Extracted records:
= = = =

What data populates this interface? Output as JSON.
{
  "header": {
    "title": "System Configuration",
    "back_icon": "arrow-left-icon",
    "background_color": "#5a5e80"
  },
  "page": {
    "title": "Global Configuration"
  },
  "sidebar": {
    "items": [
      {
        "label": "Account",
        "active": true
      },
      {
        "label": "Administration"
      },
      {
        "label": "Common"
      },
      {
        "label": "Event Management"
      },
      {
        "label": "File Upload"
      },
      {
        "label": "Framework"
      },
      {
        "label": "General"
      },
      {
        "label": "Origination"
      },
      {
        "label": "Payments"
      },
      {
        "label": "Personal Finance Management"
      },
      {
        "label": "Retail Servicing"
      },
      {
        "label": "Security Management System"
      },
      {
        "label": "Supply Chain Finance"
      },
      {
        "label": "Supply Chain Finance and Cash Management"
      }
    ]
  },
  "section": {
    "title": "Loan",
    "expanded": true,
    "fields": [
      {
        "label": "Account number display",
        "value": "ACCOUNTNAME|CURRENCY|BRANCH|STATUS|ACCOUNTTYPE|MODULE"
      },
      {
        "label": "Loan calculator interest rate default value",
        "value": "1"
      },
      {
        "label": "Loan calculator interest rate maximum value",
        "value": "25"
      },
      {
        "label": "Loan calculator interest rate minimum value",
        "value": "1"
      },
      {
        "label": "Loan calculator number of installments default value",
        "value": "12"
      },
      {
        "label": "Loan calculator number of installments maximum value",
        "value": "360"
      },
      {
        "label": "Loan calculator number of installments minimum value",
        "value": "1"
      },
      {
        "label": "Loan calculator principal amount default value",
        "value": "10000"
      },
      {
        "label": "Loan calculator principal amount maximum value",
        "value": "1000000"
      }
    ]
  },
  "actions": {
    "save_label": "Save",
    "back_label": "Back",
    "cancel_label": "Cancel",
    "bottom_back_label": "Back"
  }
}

= = = =

(Work required) Every line holding "Loan" should be copied out.

(Output for this exercise)
    "title": "Loan",
        "label": "Loan calculator interest rate default value",
        "label": "Loan calculator interest rate maximum value",
        "label": "Loan calculator interest rate minimum value",
        "label": "Loan calculator number of installments default value",
        "label": "Loan calculator number of installments maximum value",
        "label": "Loan calculator number of installments minimum value",
        "label": "Loan calculator principal amount default value",
        "label": "Loan calculator principal amount maximum value",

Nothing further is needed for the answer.